WHAT IS REQUIRED: Exactly repeat the full listing that follows.

* Begin INPUT MATERIAL *

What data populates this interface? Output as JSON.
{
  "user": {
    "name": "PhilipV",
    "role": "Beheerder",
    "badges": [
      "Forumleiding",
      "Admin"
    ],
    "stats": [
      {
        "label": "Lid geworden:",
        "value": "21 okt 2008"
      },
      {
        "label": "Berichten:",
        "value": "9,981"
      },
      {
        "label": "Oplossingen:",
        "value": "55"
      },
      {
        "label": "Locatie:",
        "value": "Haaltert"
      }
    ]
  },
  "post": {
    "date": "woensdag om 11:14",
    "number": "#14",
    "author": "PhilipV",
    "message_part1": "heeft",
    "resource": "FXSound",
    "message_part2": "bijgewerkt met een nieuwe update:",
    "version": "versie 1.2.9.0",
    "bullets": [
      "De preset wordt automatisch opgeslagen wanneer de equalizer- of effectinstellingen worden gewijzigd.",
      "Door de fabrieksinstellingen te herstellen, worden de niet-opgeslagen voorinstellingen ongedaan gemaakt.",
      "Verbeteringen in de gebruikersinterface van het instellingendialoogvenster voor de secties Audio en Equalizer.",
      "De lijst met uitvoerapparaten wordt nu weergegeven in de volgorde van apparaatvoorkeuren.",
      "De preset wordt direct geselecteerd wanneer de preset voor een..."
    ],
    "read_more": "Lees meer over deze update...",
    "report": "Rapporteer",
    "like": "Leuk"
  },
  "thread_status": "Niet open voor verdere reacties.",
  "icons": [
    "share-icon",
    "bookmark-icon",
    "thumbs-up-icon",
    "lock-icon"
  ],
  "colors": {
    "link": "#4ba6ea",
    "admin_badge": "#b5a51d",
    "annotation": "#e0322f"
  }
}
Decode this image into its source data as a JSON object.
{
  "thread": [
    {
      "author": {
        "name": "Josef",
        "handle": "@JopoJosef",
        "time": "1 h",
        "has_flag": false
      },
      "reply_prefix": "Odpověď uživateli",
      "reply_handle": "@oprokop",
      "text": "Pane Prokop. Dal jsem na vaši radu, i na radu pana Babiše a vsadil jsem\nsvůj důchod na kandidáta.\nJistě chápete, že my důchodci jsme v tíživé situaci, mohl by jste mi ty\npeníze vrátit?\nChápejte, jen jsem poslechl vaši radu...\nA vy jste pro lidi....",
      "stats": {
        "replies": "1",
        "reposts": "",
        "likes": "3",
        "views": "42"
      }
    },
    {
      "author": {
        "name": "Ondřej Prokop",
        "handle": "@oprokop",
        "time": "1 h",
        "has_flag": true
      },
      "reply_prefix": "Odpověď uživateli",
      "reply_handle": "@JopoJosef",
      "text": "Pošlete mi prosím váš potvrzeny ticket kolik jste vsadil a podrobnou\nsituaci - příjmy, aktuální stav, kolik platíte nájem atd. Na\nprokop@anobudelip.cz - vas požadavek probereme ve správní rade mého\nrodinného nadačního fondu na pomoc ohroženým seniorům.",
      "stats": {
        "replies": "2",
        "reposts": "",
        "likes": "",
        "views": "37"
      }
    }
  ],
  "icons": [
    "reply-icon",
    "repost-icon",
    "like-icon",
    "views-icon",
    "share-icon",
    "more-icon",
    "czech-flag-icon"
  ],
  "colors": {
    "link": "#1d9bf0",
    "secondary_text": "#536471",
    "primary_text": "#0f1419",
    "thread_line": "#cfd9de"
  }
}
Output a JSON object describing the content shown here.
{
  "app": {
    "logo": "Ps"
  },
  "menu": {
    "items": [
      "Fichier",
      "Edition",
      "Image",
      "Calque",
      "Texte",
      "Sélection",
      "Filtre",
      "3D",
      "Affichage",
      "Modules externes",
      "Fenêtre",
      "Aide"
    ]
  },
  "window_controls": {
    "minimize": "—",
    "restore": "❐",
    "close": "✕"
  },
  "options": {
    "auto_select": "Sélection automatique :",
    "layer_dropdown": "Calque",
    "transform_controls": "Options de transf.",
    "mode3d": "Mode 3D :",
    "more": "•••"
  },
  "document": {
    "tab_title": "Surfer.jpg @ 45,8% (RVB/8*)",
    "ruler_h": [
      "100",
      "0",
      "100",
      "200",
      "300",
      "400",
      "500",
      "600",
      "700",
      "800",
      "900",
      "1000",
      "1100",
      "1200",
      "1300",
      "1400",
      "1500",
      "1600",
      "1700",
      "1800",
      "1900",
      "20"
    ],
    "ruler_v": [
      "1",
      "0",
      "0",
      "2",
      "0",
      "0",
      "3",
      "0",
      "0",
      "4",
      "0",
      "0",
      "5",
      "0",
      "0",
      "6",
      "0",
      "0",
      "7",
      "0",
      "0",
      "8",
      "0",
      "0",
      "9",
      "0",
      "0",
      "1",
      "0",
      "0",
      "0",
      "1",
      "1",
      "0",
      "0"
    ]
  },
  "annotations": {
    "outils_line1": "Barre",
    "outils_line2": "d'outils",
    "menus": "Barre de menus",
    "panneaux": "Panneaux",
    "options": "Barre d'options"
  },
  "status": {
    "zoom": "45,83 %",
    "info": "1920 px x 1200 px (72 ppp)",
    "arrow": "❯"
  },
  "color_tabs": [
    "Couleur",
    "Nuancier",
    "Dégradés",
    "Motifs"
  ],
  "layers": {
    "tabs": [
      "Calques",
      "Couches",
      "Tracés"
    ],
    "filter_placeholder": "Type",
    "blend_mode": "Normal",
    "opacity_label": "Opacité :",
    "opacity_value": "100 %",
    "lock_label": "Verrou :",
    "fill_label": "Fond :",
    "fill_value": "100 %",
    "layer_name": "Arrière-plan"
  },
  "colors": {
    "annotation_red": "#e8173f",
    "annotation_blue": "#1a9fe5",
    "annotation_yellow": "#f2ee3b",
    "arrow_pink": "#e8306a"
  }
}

* End INPUT MATERIAL *

EXERCISE OUTPUT:
What data populates this interface? Output as JSON.
{
  "user": {
    "name": "PhilipV",
    "role": "Beheerder",
    "badges": [
      "Forumleiding",
      "Admin"
    ],
    "stats": [
      {
        "label": "Lid geworden:",
        "value": "21 okt 2008"
      },
      {
        "label": "Berichten:",
        "value": "9,981"
      },
      {
        "label": "Oplossingen:",
        "value": "55"
      },
      {
        "label": "Locatie:",
        "value": "Haaltert"
      }
    ]
  },
  "post": {
    "date": "woensdag om 11:14",
    "number": "#14",
    "author": "PhilipV",
    "message_part1": "heeft",
    "resource": "FXSound",
    "message_part2": "bijgewerkt met een nieuwe update:",
    "version": "versie 1.2.9.0",
    "bullets": [
      "De preset wordt automatisch opgeslagen wanneer de equalizer- of effectinstellingen worden gewijzigd.",
      "Door de fabrieksinstellingen te herstellen, worden de niet-opgeslagen voorinstellingen ongedaan gemaakt.",
      "Verbeteringen in de gebruikersinterface van het instellingendialoogvenster voor de secties Audio en Equalizer.",
      "De lijst met uitvoerapparaten wordt nu weergegeven in de volgorde van apparaatvoorkeuren.",
      "De preset wordt direct geselecteerd wanneer de preset voor een..."
    ],
    "read_more": "Lees meer over deze update...",
    "report": "Rapporteer",
    "like": "Leuk"
  },
  "thread_status": "Niet open voor verdere reacties.",
  "icons": [
    "share-icon",
    "bookmark-icon",
    "thumbs-up-icon",
    "lock-icon"
  ],
  "colors": {
    "link": "#4ba6ea",
    "admin_badge": "#b5a51d",
    "annotation": "#e0322f"
  }
}
Decode this image into its source data as a JSON object.
{
  "thread": [
    {
      "author": {
        "name": "Josef",
        "handle": "@JopoJosef",
        "time": "1 h",
        "has_flag": false
      },
      "reply_prefix": "Odpověď uživateli",
      "reply_handle": "@oprokop",
      "text": "Pane Prokop. Dal jsem na vaši radu, i na radu pana Babiše a vsadil jsem\nsvůj důchod na kandidáta.\nJistě chápete, že my důchodci jsme v tíživé situaci, mohl by jste mi ty\npeníze vrátit?\nChápejte, jen jsem poslechl vaši radu...\nA vy jste pro lidi....",
      "stats": {
        "replies": "1",
        "reposts": "",
        "likes": "3",
        "views": "42"
      }
    },
    {
      "author": {
        "name": "Ondřej Prokop",
        "handle": "@oprokop",
        "time": "1 h",
        "has_flag": true
      },
      "reply_prefix": "Odpověď uživateli",
      "reply_handle": "@JopoJosef",
      "text": "Pošlete mi prosím váš potvrzeny ticket kolik jste vsadil a podrobnou\nsituaci - příjmy, aktuální stav, kolik platíte nájem atd. Na\nprokop@anobudelip.cz - vas požadavek probereme ve správní rade mého\nrodinného nadačního fondu na pomoc ohroženým seniorům.",
      "stats": {
        "replies": "2",
        "reposts": "",
        "likes": "",
        "views": "37"
      }
    }
  ],
  "icons": [
    "reply-icon",
    "repost-icon",
    "like-icon",
    "views-icon",
    "share-icon",
    "more-icon",
    "czech-flag-icon"
  ],
  "colors": {
    "link": "#1d9bf0",
    "secondary_text": "#536471",
    "primary_text": "#0f1419",
    "thread_line": "#cfd9de"
  }
}
Output a JSON object describing the content shown here.
{
  "app": {
    "logo": "Ps"
  },
  "menu": {
    "items": [
      "Fichier",
      "Edition",
      "Image",
      "Calque",
      "Texte",
      "Sélection",
      "Filtre",
      "3D",
      "Affichage",
      "Modules externes",
      "Fenêtre",
      "Aide"
    ]
  },
  "window_controls": {
    "minimize": "—",
    "restore": "❐",
    "close": "✕"
  },
  "options": {
    "auto_select": "Sélection automatique :",
    "layer_dropdown": "Calque",
    "transform_controls": "Options de transf.",
    "mode3d": "Mode 3D :",
    "more": "•••"
  },
  "document": {
    "tab_title": "Surfer.jpg @ 45,8% (RVB/8*)",
    "ruler_h": [
      "100",
      "0",
      "100",
      "200",
      "300",
      "400",
      "500",
      "600",
      "700",
      "800",
      "900",
      "1000",
      "1100",
      "1200",
      "1300",
      "1400",
      "1500",
      "1600",
      "1700",
      "1800",
      "1900",
      "20"
    ],
    "ruler_v": [
      "1",
      "0",
      "0",
      "2",
      "0",
      "0",
      "3",
      "0",
      "0",
      "4",
      "0",
      "0",
      "5",
      "0",
      "0",
      "6",
      "0",
      "0",
      "7",
      "0",
      "0",
      "8",
      "0",
      "0",
      "9",
      "0",
      "0",
      "1",
      "0",
      "0",
      "0",
      "1",
      "1",
      "0",
      "0"
    ]
  },
  "annotations": {
    "outils_line1": "Barre",
    "outils_line2": "d'outils",
    "menus": "Barre de menus",
    "panneaux": "Panneaux",
    "options": "Barre d'options"
  },
  "status": {
    "zoom": "45,83 %",
    "info": "1920 px x 1200 px (72 ppp)",
    "arrow": "❯"
  },
  "color_tabs": [
    "Couleur",
    "Nuancier",
    "Dégradés",
    "Motifs"
  ],
  "layers": {
    "tabs": [
      "Calques",
      "Couches",
      "Tracés"
    ],
    "filter_placeholder": "Type",
    "blend_mode": "Normal",
    "opacity_label": "Opacité :",
    "opacity_value": "100 %",
    "lock_label": "Verrou :",
    "fill_label": "Fond :",
    "fill_value": "100 %",
    "layer_name": "Arrière-plan"
  },
  "colors": {
    "annotation_red": "#e8173f",
    "annotation_blue": "#1a9fe5",
    "annotation_yellow": "#f2ee3b",
    "arrow_pink": "#e8306a"
  }
}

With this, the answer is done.